## TASK MATERIAL
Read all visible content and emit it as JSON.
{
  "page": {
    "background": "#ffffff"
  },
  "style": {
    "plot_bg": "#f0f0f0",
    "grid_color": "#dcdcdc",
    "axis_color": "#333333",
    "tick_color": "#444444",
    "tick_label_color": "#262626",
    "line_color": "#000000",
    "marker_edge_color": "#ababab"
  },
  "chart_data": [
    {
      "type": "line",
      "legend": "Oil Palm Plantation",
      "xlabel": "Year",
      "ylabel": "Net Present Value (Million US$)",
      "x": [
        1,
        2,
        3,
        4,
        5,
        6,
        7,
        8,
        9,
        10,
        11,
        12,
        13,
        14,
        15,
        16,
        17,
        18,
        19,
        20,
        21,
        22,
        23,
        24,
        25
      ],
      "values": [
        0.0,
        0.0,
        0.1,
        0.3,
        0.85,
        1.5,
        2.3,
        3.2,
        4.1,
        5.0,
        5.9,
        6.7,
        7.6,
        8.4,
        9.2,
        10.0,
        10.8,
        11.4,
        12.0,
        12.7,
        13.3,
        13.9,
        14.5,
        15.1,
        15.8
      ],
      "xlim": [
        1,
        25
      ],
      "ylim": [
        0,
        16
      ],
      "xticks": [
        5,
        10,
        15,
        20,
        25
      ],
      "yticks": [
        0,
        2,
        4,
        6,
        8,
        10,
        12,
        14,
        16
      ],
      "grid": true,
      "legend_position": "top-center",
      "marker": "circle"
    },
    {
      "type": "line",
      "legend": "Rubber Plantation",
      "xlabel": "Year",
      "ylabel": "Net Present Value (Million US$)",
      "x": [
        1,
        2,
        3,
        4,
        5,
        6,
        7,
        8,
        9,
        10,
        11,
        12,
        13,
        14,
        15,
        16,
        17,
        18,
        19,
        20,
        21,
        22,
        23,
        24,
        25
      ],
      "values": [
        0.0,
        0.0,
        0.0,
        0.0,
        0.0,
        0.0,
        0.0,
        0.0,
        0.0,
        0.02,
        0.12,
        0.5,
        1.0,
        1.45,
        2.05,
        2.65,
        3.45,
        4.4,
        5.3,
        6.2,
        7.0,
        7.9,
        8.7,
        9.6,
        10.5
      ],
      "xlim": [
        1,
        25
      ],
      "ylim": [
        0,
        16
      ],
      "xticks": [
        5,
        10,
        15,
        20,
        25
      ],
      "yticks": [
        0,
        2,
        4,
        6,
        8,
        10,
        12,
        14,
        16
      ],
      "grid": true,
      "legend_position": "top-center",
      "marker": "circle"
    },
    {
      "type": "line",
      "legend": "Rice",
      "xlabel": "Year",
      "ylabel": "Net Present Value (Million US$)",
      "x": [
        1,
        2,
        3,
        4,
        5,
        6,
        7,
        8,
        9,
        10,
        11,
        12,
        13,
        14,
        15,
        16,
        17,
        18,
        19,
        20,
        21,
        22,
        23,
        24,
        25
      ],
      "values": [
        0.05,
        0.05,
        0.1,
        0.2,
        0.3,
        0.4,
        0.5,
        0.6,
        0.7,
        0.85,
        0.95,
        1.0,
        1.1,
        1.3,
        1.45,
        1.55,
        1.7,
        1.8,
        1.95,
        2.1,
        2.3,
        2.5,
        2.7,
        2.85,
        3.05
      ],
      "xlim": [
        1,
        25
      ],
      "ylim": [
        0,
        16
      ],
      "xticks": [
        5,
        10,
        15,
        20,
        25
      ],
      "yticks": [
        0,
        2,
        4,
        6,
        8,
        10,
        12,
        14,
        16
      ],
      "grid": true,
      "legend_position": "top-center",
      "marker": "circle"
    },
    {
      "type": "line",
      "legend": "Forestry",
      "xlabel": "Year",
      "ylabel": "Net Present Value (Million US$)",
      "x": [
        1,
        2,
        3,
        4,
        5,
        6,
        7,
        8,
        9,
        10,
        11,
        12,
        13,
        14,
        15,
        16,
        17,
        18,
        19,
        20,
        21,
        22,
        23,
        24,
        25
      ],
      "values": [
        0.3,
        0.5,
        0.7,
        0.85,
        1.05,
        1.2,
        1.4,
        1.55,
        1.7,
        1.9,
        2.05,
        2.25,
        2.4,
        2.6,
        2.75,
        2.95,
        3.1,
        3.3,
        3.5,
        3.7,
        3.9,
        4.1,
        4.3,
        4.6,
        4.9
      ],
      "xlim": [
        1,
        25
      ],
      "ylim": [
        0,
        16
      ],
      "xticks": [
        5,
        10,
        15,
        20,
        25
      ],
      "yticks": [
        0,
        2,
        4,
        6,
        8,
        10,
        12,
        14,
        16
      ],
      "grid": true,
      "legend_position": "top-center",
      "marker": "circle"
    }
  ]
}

## WORK TO BE COMPLETED
All of the lines above must be returned exactly.

## PROBLEM SOLUTION
Read all visible content and emit it as JSON.
{
  "page": {
    "background": "#ffffff"
  },
  "style": {
    "plot_bg": "#f0f0f0",
    "grid_color": "#dcdcdc",
    "axis_color": "#333333",
    "tick_color": "#444444",
    "tick_label_color": "#262626",
    "line_color": "#000000",
    "marker_edge_color": "#ababab"
  },
  "chart_data": [
    {
      "type": "line",
      "legend": "Oil Palm Plantation",
      "xlabel": "Year",
      "ylabel": "Net Present Value (Million US$)",
      "x": [
        1,
        2,
        3,
        4,
        5,
        6,
        7,
        8,
        9,
        10,
        11,
        12,
        13,
        14,
        15,
        16,
        17,
        18,
        19,
        20,
        21,
        22,
        23,
        24,
        25
      ],
      "values": [
        0.0,
        0.0,
        0.1,
        0.3,
        0.85,
        1.5,
        2.3,
        3.2,
        4.1,
        5.0,
        5.9,
        6.7,
        7.6,
        8.4,
        9.2,
        10.0,
        10.8,
        11.4,
        12.0,
        12.7,
        13.3,
        13.9,
        14.5,
        15.1,
        15.8
      ],
      "xlim": [
        1,
        25
      ],
      "ylim": [
        0,
        16
      ],
      "xticks": [
        5,
        10,
        15,
        20,
        25
      ],
      "yticks": [
        0,
        2,
        4,
        6,
        8,
        10,
        12,
        14,
        16
      ],
      "grid": true,
      "legend_position": "top-center",
      "marker": "circle"
    },
    {
      "type": "line",
      "legend": "Rubber Plantation",
      "xlabel": "Year",
      "ylabel": "Net Present Value (Million US$)",
      "x": [
        1,
        2,
        3,
        4,
        5,
        6,
        7,
        8,
        9,
        10,
        11,
        12,
        13,
        14,
        15,
        16,
        17,
        18,
        19,
        20,
        21,
        22,
        23,
        24,
        25
      ],
      "values": [
        0.0,
        0.0,
        0.0,
        0.0,
        0.0,
        0.0,
        0.0,
        0.0,
        0.0,
        0.02,
        0.12,
        0.5,
        1.0,
        1.45,
        2.05,
        2.65,
        3.45,
        4.4,
        5.3,
        6.2,
        7.0,
        7.9,
        8.7,
        9.6,
        10.5
      ],
      "xlim": [
        1,
        25
      ],
      "ylim": [
        0,
        16
      ],
      "xticks": [
        5,
        10,
        15,
        20,
        25
      ],
      "yticks": [
        0,
        2,
        4,
        6,
        8,
        10,
        12,
        14,
        16
      ],
      "grid": true,
      "legend_position": "top-center",
      "marker": "circle"
    },
    {
      "type": "line",
      "legend": "Rice",
      "xlabel": "Year",
      "ylabel": "Net Present Value (Million US$)",
      "x": [
        1,
        2,
        3,
        4,
        5,
        6,
        7,
        8,
        9,
        10,
        11,
        12,
        13,
        14,
        15,
        16,
        17,
        18,
        19,
        20,
        21,
        22,
        23,
        24,
        25
      ],
      "values": [
        0.05,
        0.05,
        0.1,
        0.2,
        0.3,
        0.4,
        0.5,
        0.6,
        0.7,
        0.85,
        0.95,
        1.0,
        1.1,
        1.3,
        1.45,
        1.55,
        1.7,
        1.8,
        1.95,
        2.1,
        2.3,
        2.5,
        2.7,
        2.85,
        3.05
      ],
      "xlim": [
        1,
        25
      ],
      "ylim": [
        0,
        16
      ],
      "xticks": [
        5,
        10,
        15,
        20,
        25
      ],
      "yticks": [
        0,
        2,
        4,
        6,
        8,
        10,
        12,
        14,
        16
      ],
      "grid": true,
      "legend_position": "top-center",
      "marker": "circle"
    },
    {
      "type": "line",
      "legend": "Forestry",
      "xlabel": "Year",
      "ylabel": "Net Present Value (Million US$)",
      "x": [
        1,
        2,
        3,
        4,
        5,
        6,
        7,
        8,
        9,
        10,
        11,
        12,
        13,
        14,
        15,
        16,
        17,
        18,
        19,
        20,
        21,
        22,
        23,
        24,
        25
      ],
      "values": [
        0.3,
        0.5,
        0.7,
        0.85,
        1.05,
        1.2,
        1.4,
        1.55,
        1.7,
        1.9,
        2.05,
        2.25,
        2.4,
        2.6,
        2.75,
        2.95,
        3.1,
        3.3,
        3.5,
        3.7,
        3.9,
        4.1,
        4.3,
        4.6,
        4.9
      ],
      "xlim": [
        1,
        25
      ],
      "ylim": [
        0,
        16
      ],
      "xticks": [
        5,
        10,
        15,
        20,
        25
      ],
      "yticks": [
        0,
        2,
        4,
        6,
        8,
        10,
        12,
        14,
        16
      ],
      "grid": true,
      "legend_position": "top-center",
      "marker": "circle"
    }
  ]
}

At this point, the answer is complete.